**PROBLEM TO SOLVE**
Exactly reproduce each record listed below.

**PROVIDED DATA**
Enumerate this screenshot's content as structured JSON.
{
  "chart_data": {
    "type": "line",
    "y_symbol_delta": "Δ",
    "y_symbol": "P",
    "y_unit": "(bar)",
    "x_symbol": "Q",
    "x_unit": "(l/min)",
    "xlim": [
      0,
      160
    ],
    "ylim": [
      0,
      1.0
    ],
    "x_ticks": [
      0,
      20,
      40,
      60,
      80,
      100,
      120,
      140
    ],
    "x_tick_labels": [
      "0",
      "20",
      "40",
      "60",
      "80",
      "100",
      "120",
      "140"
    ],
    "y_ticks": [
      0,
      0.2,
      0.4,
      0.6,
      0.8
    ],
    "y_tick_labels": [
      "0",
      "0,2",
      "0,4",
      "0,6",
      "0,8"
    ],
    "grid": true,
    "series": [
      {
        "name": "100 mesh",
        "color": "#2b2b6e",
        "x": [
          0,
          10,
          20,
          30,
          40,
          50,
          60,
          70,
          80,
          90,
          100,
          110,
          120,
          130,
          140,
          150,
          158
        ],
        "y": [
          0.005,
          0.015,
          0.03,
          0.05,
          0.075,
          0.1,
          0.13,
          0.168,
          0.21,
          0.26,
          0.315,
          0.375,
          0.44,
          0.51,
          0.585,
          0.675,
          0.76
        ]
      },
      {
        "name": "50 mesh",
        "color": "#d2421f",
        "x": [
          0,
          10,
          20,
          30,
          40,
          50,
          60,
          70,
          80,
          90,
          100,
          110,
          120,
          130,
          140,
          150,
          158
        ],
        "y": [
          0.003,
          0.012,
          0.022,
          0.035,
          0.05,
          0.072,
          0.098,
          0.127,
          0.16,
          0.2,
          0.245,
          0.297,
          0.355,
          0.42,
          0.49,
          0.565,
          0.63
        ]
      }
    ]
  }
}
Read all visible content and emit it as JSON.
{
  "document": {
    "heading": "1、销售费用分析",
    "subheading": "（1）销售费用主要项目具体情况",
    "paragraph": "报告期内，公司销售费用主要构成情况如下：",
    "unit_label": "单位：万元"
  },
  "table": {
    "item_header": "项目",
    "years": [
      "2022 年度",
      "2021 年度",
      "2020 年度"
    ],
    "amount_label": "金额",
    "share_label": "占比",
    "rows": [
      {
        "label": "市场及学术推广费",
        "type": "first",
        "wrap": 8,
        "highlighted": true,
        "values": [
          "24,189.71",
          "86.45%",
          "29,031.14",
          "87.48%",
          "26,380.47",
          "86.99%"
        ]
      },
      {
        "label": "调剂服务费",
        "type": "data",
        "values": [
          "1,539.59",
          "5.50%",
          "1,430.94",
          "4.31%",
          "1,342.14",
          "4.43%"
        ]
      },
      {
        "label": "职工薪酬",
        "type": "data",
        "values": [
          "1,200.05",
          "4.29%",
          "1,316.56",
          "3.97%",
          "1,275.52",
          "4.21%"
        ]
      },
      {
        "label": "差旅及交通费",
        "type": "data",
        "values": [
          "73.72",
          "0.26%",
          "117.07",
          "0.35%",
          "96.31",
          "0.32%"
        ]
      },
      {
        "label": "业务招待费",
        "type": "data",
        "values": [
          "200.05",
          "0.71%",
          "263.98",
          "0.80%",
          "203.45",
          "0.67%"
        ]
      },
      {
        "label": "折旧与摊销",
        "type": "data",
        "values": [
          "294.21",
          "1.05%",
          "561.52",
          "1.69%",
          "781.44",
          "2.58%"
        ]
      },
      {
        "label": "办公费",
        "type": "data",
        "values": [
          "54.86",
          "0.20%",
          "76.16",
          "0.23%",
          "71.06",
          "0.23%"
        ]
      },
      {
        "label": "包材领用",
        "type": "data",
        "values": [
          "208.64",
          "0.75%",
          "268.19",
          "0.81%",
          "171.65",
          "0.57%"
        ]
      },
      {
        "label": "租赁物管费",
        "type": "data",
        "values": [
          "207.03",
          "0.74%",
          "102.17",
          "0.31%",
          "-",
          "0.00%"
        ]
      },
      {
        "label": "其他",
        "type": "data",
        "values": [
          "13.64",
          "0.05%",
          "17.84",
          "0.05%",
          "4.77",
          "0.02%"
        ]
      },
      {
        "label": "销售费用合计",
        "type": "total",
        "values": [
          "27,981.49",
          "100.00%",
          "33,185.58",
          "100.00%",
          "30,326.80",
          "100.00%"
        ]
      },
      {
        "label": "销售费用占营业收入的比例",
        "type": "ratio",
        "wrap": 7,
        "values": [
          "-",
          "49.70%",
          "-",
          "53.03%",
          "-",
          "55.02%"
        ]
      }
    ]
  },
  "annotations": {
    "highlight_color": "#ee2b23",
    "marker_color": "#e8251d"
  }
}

**REPLY TO THE EXERCISE**
Enumerate this screenshot's content as structured JSON.
{
  "chart_data": {
    "type": "line",
    "y_symbol_delta": "Δ",
    "y_symbol": "P",
    "y_unit": "(bar)",
    "x_symbol": "Q",
    "x_unit": "(l/min)",
    "xlim": [
      0,
      160
    ],
    "ylim": [
      0,
      1.0
    ],
    "x_ticks": [
      0,
      20,
      40,
      60,
      80,
      100,
      120,
      140
    ],
    "x_tick_labels": [
      "0",
      "20",
      "40",
      "60",
      "80",
      "100",
      "120",
      "140"
    ],
    "y_ticks": [
      0,
      0.2,
      0.4,
      0.6,
      0.8
    ],
    "y_tick_labels": [
      "0",
      "0,2",
      "0,4",
      "0,6",
      "0,8"
    ],
    "grid": true,
    "series": [
      {
        "name": "100 mesh",
        "color": "#2b2b6e",
        "x": [
          0,
          10,
          20,
          30,
          40,
          50,
          60,
          70,
          80,
          90,
          100,
          110,
          120,
          130,
          140,
          150,
          158
        ],
        "y": [
          0.005,
          0.015,
          0.03,
          0.05,
          0.075,
          0.1,
          0.13,
          0.168,
          0.21,
          0.26,
          0.315,
          0.375,
          0.44,
          0.51,
          0.585,
          0.675,
          0.76
        ]
      },
      {
        "name": "50 mesh",
        "color": "#d2421f",
        "x": [
          0,
          10,
          20,
          30,
          40,
          50,
          60,
          70,
          80,
          90,
          100,
          110,
          120,
          130,
          140,
          150,
          158
        ],
        "y": [
          0.003,
          0.012,
          0.022,
          0.035,
          0.05,
          0.072,
          0.098,
          0.127,
          0.16,
          0.2,
          0.245,
          0.297,
          0.355,
          0.42,
          0.49,
          0.565,
          0.63
        ]
      }
    ]
  }
}
Read all visible content and emit it as JSON.
{
  "document": {
    "heading": "1、销售费用分析",
    "subheading": "（1）销售费用主要项目具体情况",
    "paragraph": "报告期内，公司销售费用主要构成情况如下：",
    "unit_label": "单位：万元"
  },
  "table": {
    "item_header": "项目",
    "years": [
      "2022 年度",
      "2021 年度",
      "2020 年度"
    ],
    "amount_label": "金额",
    "share_label": "占比",
    "rows": [
      {
        "label": "市场及学术推广费",
        "type": "first",
        "wrap": 8,
        "highlighted": true,
        "values": [
          "24,189.71",
          "86.45%",
          "29,031.14",
          "87.48%",
          "26,380.47",
          "86.99%"
        ]
      },
      {
        "label": "调剂服务费",
        "type": "data",
        "values": [
          "1,539.59",
          "5.50%",
          "1,430.94",
          "4.31%",
          "1,342.14",
          "4.43%"
        ]
      },
      {
        "label": "职工薪酬",
        "type": "data",
        "values": [
          "1,200.05",
          "4.29%",
          "1,316.56",
          "3.97%",
          "1,275.52",
          "4.21%"
        ]
      },
      {
        "label": "差旅及交通费",
        "type": "data",
        "values": [
          "73.72",
          "0.26%",
          "117.07",
          "0.35%",
          "96.31",
          "0.32%"
        ]
      },
      {
        "label": "业务招待费",
        "type": "data",
        "values": [
          "200.05",
          "0.71%",
          "263.98",
          "0.80%",
          "203.45",
          "0.67%"
        ]
      },
      {
        "label": "折旧与摊销",
        "type": "data",
        "values": [
          "294.21",
          "1.05%",
          "561.52",
          "1.69%",
          "781.44",
          "2.58%"
        ]
      },
      {
        "label": "办公费",
        "type": "data",
        "values": [
          "54.86",
          "0.20%",
          "76.16",
          "0.23%",
          "71.06",
          "0.23%"
        ]
      },
      {
        "label": "包材领用",
        "type": "data",
        "values": [
          "208.64",
          "0.75%",
          "268.19",
          "0.81%",
          "171.65",
          "0.57%"
        ]
      },
      {
        "label": "租赁物管费",
        "type": "data",
        "values": [
          "207.03",
          "0.74%",
          "102.17",
          "0.31%",
          "-",
          "0.00%"
        ]
      },
      {
        "label": "其他",
        "type": "data",
        "values": [
          "13.64",
          "0.05%",
          "17.84",
          "0.05%",
          "4.77",
          "0.02%"
        ]
      },
      {
        "label": "销售费用合计",
        "type": "total",
        "values": [
          "27,981.49",
          "100.00%",
          "33,185.58",
          "100.00%",
          "30,326.80",
          "100.00%"
        ]
      },
      {
        "label": "销售费用占营业收入的比例",
        "type": "ratio",
        "wrap": 7,
        "values": [
          "-",
          "49.70%",
          "-",
          "53.03%",
          "-",
          "55.02%"
        ]
      }
    ]
  },
  "annotations": {
    "highlight_color": "#ee2b23",
    "marker_color": "#e8251d"
  }
}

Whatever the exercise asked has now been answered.